§ Objective:
Read the data and repeat all of it exactly.

§ The input:
++++++
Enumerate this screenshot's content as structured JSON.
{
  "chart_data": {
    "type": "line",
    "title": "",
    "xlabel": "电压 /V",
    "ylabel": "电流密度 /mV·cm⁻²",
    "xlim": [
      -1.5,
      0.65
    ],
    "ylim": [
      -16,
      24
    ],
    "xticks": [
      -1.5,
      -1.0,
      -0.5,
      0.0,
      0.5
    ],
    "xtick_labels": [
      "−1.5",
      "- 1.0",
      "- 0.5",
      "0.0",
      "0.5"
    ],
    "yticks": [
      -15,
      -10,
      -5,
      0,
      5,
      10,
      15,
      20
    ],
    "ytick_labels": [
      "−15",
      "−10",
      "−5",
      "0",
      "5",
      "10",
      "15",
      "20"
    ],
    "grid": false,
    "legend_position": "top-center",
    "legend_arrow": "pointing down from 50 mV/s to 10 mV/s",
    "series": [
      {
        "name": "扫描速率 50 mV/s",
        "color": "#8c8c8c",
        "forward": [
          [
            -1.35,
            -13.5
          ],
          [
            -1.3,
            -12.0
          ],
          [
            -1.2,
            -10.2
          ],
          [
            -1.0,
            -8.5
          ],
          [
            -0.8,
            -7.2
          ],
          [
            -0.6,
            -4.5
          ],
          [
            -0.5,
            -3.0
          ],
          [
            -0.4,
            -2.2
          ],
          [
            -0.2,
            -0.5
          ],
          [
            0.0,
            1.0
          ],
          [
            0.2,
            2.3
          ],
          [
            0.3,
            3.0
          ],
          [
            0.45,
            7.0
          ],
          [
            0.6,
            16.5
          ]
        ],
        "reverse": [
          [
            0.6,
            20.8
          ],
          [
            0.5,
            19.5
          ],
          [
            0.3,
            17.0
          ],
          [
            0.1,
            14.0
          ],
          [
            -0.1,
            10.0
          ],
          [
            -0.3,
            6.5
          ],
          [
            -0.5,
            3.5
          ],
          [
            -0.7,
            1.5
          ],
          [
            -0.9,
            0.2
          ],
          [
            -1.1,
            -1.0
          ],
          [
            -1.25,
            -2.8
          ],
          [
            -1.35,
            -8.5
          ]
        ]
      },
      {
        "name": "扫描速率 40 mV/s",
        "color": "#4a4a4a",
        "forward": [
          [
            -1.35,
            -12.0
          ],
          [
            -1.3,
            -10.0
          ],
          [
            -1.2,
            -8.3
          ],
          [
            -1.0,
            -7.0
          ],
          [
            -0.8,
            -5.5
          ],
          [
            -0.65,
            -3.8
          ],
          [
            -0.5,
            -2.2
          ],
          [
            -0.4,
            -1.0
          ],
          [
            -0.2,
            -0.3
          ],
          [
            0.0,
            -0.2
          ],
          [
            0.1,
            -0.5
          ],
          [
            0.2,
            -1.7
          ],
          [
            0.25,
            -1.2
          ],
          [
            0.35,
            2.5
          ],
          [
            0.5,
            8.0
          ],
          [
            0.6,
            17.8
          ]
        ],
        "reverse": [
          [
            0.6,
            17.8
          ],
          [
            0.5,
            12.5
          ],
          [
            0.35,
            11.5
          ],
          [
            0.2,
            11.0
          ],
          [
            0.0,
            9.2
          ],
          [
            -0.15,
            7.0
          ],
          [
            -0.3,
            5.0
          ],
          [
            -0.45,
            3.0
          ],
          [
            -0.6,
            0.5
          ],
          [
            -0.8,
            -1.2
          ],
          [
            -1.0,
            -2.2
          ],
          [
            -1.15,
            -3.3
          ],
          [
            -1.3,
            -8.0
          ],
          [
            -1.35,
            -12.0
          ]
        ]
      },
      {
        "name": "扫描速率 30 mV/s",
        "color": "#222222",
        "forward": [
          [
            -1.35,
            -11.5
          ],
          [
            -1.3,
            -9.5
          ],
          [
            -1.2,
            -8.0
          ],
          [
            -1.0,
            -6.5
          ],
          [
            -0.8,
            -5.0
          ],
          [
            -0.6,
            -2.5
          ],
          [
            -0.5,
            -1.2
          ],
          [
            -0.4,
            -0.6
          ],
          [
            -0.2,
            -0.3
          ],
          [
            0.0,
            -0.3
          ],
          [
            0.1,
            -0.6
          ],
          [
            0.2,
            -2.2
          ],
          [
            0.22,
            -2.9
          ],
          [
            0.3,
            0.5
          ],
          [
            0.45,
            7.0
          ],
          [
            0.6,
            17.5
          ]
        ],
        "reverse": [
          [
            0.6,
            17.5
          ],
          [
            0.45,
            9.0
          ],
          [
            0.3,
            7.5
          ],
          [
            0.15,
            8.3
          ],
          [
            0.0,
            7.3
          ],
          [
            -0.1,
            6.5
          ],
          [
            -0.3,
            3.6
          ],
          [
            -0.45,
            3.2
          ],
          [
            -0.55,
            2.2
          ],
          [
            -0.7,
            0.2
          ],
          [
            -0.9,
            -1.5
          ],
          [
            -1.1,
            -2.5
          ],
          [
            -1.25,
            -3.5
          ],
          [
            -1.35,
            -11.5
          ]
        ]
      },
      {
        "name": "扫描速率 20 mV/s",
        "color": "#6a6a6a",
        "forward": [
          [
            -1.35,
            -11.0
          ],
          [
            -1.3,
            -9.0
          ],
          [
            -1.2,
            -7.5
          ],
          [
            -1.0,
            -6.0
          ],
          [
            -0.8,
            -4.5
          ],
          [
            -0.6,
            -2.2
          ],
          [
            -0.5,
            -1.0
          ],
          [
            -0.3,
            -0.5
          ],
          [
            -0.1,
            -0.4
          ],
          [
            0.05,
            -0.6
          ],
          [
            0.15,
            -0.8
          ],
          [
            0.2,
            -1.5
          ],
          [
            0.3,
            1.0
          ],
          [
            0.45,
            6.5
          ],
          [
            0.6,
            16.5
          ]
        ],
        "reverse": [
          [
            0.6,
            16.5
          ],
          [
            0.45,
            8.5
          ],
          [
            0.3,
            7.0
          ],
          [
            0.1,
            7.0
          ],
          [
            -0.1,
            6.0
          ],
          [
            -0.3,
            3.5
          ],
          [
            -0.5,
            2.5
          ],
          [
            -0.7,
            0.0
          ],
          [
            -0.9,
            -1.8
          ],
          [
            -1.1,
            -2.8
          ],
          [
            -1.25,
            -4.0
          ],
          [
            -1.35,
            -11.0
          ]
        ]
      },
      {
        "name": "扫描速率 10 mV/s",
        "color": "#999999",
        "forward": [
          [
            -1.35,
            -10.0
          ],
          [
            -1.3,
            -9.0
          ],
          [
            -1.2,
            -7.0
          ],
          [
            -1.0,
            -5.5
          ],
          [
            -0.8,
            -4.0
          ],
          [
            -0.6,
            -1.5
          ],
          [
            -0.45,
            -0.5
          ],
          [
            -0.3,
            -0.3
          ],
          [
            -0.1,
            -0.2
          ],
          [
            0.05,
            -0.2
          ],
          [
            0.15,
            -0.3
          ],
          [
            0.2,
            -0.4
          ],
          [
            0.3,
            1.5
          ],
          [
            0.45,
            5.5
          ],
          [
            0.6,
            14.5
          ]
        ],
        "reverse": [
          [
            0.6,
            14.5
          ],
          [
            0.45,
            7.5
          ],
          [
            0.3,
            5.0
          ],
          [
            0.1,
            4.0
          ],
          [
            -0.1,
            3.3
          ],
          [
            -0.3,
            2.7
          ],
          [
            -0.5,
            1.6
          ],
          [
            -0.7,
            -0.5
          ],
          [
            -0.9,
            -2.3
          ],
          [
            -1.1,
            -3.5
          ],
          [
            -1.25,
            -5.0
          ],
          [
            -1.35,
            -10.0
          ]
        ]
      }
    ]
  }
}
++++++
§ Output for this task:
Enumerate this screenshot's content as structured JSON.
{
  "chart_data": {
    "type": "line",
    "title": "",
    "xlabel": "电压 /V",
    "ylabel": "电流密度 /mV·cm⁻²",
    "xlim": [
      -1.5,
      0.65
    ],
    "ylim": [
      -16,
      24
    ],
    "xticks": [
      -1.5,
      -1.0,
      -0.5,
      0.0,
      0.5
    ],
    "xtick_labels": [
      "−1.5",
      "- 1.0",
      "- 0.5",
      "0.0",
      "0.5"
    ],
    "yticks": [
      -15,
      -10,
      -5,
      0,
      5,
      10,
      15,
      20
    ],
    "ytick_labels": [
      "−15",
      "−10",
      "−5",
      "0",
      "5",
      "10",
      "15",
      "20"
    ],
    "grid": false,
    "legend_position": "top-center",
    "legend_arrow": "pointing down from 50 mV/s to 10 mV/s",
    "series": [
      {
        "name": "扫描速率 50 mV/s",
        "color": "#8c8c8c",
        "forward": [
          [
            -1.35,
            -13.5
          ],
          [
            -1.3,
            -12.0
          ],
          [
            -1.2,
            -10.2
          ],
          [
            -1.0,
            -8.5
          ],
          [
            -0.8,
            -7.2
          ],
          [
            -0.6,
            -4.5
          ],
          [
            -0.5,
            -3.0
          ],
          [
            -0.4,
            -2.2
          ],
          [
            -0.2,
            -0.5
          ],
          [
            0.0,
            1.0
          ],
          [
            0.2,
            2.3
          ],
          [
            0.3,
            3.0
          ],
          [
            0.45,
            7.0
          ],
          [
            0.6,
            16.5
          ]
        ],
        "reverse": [
          [
            0.6,
            20.8
          ],
          [
            0.5,
            19.5
          ],
          [
            0.3,
            17.0
          ],
          [
            0.1,
            14.0
          ],
          [
            -0.1,
            10.0
          ],
          [
            -0.3,
            6.5
          ],
          [
            -0.5,
            3.5
          ],
          [
            -0.7,
            1.5
          ],
          [
            -0.9,
            0.2
          ],
          [
            -1.1,
            -1.0
          ],
          [
            -1.25,
            -2.8
          ],
          [
            -1.35,
            -8.5
          ]
        ]
      },
      {
        "name": "扫描速率 40 mV/s",
        "color": "#4a4a4a",
        "forward": [
          [
            -1.35,
            -12.0
          ],
          [
            -1.3,
            -10.0
          ],
          [
            -1.2,
            -8.3
          ],
          [
            -1.0,
            -7.0
          ],
          [
            -0.8,
            -5.5
          ],
          [
            -0.65,
            -3.8
          ],
          [
            -0.5,
            -2.2
          ],
          [
            -0.4,
            -1.0
          ],
          [
            -0.2,
            -0.3
          ],
          [
            0.0,
            -0.2
          ],
          [
            0.1,
            -0.5
          ],
          [
            0.2,
            -1.7
          ],
          [
            0.25,
            -1.2
          ],
          [
            0.35,
            2.5
          ],
          [
            0.5,
            8.0
          ],
          [
            0.6,
            17.8
          ]
        ],
        "reverse": [
          [
            0.6,
            17.8
          ],
          [
            0.5,
            12.5
          ],
          [
            0.35,
            11.5
          ],
          [
            0.2,
            11.0
          ],
          [
            0.0,
            9.2
          ],
          [
            -0.15,
            7.0
          ],
          [
            -0.3,
            5.0
          ],
          [
            -0.45,
            3.0
          ],
          [
            -0.6,
            0.5
          ],
          [
            -0.8,
            -1.2
          ],
          [
            -1.0,
            -2.2
          ],
          [
            -1.15,
            -3.3
          ],
          [
            -1.3,
            -8.0
          ],
          [
            -1.35,
            -12.0
          ]
        ]
      },
      {
        "name": "扫描速率 30 mV/s",
        "color": "#222222",
        "forward": [
          [
            -1.35,
            -11.5
          ],
          [
            -1.3,
            -9.5
          ],
          [
            -1.2,
            -8.0
          ],
          [
            -1.0,
            -6.5
          ],
          [
            -0.8,
            -5.0
          ],
          [
            -0.6,
            -2.5
          ],
          [
            -0.5,
            -1.2
          ],
          [
            -0.4,
            -0.6
          ],
          [
            -0.2,
            -0.3
          ],
          [
            0.0,
            -0.3
          ],
          [
            0.1,
            -0.6
          ],
          [
            0.2,
            -2.2
          ],
          [
            0.22,
            -2.9
          ],
          [
            0.3,
            0.5
          ],
          [
            0.45,
            7.0
          ],
          [
            0.6,
            17.5
          ]
        ],
        "reverse": [
          [
            0.6,
            17.5
          ],
          [
            0.45,
            9.0
          ],
          [
            0.3,
            7.5
          ],
          [
            0.15,
            8.3
          ],
          [
            0.0,
            7.3
          ],
          [
            -0.1,
            6.5
          ],
          [
            -0.3,
            3.6
          ],
          [
            -0.45,
            3.2
          ],
          [
            -0.55,
            2.2
          ],
          [
            -0.7,
            0.2
          ],
          [
            -0.9,
            -1.5
          ],
          [
            -1.1,
            -2.5
          ],
          [
            -1.25,
            -3.5
          ],
          [
            -1.35,
            -11.5
          ]
        ]
      },
      {
        "name": "扫描速率 20 mV/s",
        "color": "#6a6a6a",
        "forward": [
          [
            -1.35,
            -11.0
          ],
          [
            -1.3,
            -9.0
          ],
          [
            -1.2,
            -7.5
          ],
          [
            -1.0,
            -6.0
          ],
          [
            -0.8,
            -4.5
          ],
          [
            -0.6,
            -2.2
          ],
          [
            -0.5,
            -1.0
          ],
          [
            -0.3,
            -0.5
          ],
          [
            -0.1,
            -0.4
          ],
          [
            0.05,
            -0.6
          ],
          [
            0.15,
            -0.8
          ],
          [
            0.2,
            -1.5
          ],
          [
            0.3,
            1.0
          ],
          [
            0.45,
            6.5
          ],
          [
            0.6,
            16.5
          ]
        ],
        "reverse": [
          [
            0.6,
            16.5
          ],
          [
            0.45,
            8.5
          ],
          [
            0.3,
            7.0
          ],
          [
            0.1,
            7.0
          ],
          [
            -0.1,
            6.0
          ],
          [
            -0.3,
            3.5
          ],
          [
            -0.5,
            2.5
          ],
          [
            -0.7,
            0.0
          ],
          [
            -0.9,
            -1.8
          ],
          [
            -1.1,
            -2.8
          ],
          [
            -1.25,
            -4.0
          ],
          [
            -1.35,
            -11.0
          ]
        ]
      },
      {
        "name": "扫描速率 10 mV/s",
        "color": "#999999",
        "forward": [
          [
            -1.35,
            -10.0
          ],
          [
            -1.3,
            -9.0
          ],
          [
            -1.2,
            -7.0
          ],
          [
            -1.0,
            -5.5
          ],
          [
            -0.8,
            -4.0
          ],
          [
            -0.6,
            -1.5
          ],
          [
            -0.45,
            -0.5
          ],
          [
            -0.3,
            -0.3
          ],
          [
            -0.1,
            -0.2
          ],
          [
            0.05,
            -0.2
          ],
          [
            0.15,
            -0.3
          ],
          [
            0.2,
            -0.4
          ],
          [
            0.3,
            1.5
          ],
          [
            0.45,
            5.5
          ],
          [
            0.6,
            14.5
          ]
        ],
        "reverse": [
          [
            0.6,
            14.5
          ],
          [
            0.45,
            7.5
          ],
          [
            0.3,
            5.0
          ],
          [
            0.1,
            4.0
          ],
          [
            -0.1,
            3.3
          ],
          [
            -0.3,
            2.7
          ],
          [
            -0.5,
            1.6
          ],
          [
            -0.7,
            -0.5
          ],
          [
            -0.9,
            -2.3
          ],
          [
            -1.1,
            -3.5
          ],
          [
            -1.25,
            -5.0
          ],
          [
            -1.35,
            -10.0
          ]
        ]
      }
    ]
  }
}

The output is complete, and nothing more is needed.